REQUEST
Pull out all lines from the listing below in which the word "端接电源" appears.

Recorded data
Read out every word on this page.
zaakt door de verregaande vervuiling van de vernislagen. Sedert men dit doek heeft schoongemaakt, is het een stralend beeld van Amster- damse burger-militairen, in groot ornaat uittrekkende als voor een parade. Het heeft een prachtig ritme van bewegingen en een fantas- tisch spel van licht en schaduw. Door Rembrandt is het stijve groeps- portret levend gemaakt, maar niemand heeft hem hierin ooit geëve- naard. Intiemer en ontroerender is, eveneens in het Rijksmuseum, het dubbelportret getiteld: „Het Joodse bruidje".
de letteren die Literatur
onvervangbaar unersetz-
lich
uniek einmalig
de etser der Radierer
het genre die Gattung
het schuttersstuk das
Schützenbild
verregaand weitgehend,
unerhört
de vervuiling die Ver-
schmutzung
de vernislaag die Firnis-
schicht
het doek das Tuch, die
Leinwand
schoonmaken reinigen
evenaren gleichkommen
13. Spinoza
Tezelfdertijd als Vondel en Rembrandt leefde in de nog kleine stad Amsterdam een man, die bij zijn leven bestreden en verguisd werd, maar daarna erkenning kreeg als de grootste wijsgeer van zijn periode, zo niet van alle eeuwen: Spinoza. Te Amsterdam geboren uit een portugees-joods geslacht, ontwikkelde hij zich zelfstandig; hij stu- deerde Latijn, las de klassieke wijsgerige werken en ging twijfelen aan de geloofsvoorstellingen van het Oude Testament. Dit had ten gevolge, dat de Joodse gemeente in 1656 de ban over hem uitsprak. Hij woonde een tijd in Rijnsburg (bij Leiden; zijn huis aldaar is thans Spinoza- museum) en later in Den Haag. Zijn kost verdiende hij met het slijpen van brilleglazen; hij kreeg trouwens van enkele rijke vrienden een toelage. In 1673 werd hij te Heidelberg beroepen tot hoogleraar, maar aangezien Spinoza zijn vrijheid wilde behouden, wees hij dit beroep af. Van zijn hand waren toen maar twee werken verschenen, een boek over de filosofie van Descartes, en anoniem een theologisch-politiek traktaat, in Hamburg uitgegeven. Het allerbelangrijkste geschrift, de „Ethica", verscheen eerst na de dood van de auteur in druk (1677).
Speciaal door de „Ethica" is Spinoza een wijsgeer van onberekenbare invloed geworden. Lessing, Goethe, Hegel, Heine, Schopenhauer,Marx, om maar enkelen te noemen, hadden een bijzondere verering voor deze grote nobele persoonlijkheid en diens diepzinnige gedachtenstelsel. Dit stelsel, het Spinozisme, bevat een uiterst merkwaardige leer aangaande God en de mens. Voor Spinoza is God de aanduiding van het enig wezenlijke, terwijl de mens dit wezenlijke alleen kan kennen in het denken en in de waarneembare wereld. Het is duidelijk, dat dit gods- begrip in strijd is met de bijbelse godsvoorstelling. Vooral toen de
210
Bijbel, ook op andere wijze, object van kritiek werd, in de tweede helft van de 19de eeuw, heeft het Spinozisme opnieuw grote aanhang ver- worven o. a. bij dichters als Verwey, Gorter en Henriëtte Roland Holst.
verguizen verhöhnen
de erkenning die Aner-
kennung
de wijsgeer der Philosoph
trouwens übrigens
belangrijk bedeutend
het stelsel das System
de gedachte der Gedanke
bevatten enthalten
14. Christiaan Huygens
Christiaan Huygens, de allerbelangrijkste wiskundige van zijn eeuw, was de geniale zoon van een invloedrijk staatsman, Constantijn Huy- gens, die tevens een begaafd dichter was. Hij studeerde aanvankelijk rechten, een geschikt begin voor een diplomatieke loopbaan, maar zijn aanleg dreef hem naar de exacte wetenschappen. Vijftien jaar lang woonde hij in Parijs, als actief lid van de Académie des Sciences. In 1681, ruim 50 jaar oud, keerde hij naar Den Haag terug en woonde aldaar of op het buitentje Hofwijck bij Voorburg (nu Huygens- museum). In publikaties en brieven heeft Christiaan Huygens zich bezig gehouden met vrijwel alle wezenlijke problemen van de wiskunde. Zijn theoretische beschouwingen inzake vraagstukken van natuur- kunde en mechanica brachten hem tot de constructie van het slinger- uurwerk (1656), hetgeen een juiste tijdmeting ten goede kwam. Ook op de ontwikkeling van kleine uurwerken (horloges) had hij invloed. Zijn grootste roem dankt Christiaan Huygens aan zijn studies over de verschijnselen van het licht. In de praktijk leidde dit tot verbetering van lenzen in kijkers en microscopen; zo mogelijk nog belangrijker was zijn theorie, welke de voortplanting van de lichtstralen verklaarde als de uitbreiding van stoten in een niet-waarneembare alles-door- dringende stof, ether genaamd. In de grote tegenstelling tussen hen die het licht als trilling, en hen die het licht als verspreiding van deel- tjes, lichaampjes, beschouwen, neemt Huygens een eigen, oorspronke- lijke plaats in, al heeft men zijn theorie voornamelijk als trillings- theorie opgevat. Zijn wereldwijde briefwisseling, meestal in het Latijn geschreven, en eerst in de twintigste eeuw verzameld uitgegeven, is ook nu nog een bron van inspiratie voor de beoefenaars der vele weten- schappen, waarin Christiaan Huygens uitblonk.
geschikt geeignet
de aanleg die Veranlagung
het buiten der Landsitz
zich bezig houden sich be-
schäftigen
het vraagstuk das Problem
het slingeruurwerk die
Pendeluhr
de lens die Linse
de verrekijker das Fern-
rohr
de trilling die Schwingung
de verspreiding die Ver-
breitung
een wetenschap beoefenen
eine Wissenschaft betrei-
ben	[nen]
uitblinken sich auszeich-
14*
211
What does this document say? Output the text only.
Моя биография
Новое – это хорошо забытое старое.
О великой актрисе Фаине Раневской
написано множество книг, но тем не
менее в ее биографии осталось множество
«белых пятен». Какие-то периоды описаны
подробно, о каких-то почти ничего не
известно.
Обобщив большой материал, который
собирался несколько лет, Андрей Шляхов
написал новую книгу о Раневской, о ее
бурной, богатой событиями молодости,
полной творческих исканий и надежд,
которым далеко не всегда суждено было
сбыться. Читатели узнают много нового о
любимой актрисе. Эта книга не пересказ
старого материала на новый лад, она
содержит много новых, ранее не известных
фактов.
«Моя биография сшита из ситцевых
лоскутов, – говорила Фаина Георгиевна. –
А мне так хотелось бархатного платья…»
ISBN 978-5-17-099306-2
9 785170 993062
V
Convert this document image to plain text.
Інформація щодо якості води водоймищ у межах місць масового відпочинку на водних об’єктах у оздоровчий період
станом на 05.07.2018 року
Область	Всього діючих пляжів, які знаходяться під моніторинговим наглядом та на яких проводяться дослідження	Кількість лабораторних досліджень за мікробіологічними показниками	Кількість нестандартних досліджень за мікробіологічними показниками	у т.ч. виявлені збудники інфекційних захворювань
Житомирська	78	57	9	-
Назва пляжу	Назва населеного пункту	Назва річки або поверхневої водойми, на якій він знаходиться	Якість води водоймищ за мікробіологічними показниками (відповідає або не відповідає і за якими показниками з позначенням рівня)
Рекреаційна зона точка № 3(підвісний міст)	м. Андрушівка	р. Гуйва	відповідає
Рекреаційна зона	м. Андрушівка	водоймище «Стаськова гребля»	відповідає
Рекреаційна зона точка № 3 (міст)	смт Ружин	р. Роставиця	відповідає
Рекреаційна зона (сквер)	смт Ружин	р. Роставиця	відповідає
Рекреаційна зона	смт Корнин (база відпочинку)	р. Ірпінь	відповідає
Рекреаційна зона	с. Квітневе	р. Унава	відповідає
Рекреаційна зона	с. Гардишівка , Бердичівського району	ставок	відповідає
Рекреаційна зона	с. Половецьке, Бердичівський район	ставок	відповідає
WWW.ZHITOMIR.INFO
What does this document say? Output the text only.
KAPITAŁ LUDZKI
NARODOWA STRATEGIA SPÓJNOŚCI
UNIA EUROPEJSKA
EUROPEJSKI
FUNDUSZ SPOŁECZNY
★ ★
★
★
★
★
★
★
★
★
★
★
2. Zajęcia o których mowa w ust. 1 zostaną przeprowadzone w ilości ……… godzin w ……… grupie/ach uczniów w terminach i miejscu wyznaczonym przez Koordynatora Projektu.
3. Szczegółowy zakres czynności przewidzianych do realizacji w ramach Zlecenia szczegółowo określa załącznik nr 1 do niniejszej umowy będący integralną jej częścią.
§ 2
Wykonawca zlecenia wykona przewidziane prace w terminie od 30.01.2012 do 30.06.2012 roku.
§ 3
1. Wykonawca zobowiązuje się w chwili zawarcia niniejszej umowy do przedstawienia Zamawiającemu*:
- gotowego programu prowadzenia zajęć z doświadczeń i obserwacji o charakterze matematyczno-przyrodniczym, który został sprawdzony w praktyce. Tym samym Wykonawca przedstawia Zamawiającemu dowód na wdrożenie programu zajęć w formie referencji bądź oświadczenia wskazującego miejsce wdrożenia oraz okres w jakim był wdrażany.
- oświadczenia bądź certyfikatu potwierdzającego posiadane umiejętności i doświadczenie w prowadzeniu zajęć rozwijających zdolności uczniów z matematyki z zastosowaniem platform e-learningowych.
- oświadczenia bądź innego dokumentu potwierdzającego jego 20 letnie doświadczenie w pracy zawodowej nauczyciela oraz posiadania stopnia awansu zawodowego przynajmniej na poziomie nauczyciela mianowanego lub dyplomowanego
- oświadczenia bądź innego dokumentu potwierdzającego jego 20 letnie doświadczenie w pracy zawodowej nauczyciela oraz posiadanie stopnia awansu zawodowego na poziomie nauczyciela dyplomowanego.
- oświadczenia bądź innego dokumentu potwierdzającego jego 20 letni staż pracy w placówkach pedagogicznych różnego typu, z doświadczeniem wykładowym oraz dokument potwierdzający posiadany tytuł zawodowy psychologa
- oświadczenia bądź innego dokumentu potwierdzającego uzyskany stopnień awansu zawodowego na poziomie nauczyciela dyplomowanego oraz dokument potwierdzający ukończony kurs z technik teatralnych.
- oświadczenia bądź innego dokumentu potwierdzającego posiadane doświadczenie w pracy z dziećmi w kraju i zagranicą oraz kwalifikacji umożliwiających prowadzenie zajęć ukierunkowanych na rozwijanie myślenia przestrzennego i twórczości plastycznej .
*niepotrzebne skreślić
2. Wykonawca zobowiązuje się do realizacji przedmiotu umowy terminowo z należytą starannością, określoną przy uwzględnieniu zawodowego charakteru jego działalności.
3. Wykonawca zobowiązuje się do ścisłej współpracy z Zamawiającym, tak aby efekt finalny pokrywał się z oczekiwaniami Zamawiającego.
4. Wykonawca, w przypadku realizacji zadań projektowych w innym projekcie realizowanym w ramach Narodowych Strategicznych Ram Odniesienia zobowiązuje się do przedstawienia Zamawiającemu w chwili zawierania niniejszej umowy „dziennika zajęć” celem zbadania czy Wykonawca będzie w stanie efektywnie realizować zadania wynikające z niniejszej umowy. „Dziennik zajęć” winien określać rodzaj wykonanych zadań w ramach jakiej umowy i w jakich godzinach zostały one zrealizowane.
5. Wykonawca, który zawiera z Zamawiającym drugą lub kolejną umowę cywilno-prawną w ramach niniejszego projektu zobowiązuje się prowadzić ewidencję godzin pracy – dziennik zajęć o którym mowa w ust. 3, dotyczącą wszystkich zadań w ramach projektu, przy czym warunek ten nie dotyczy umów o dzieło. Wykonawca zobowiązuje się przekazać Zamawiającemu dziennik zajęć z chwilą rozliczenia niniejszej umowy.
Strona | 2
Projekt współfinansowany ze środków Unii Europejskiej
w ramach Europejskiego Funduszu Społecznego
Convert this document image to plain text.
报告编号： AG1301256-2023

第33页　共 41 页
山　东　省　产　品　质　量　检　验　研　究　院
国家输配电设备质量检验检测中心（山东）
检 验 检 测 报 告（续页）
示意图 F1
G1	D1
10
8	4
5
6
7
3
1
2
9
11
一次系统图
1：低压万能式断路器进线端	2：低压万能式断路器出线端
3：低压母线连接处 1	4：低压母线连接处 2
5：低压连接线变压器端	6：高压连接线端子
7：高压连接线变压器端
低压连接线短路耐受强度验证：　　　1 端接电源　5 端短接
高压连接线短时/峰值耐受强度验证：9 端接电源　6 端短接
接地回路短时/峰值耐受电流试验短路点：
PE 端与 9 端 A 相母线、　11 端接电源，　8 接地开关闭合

WRITTEN SOLUTION
低压连接线短路耐受强度验证：　　　1 端接电源　5 端短接
高压连接线短时/峰值耐受强度验证：9 端接电源　6 端短接
PE 端与 9 端 A 相母线、　11 端接电源，　8 接地开关闭合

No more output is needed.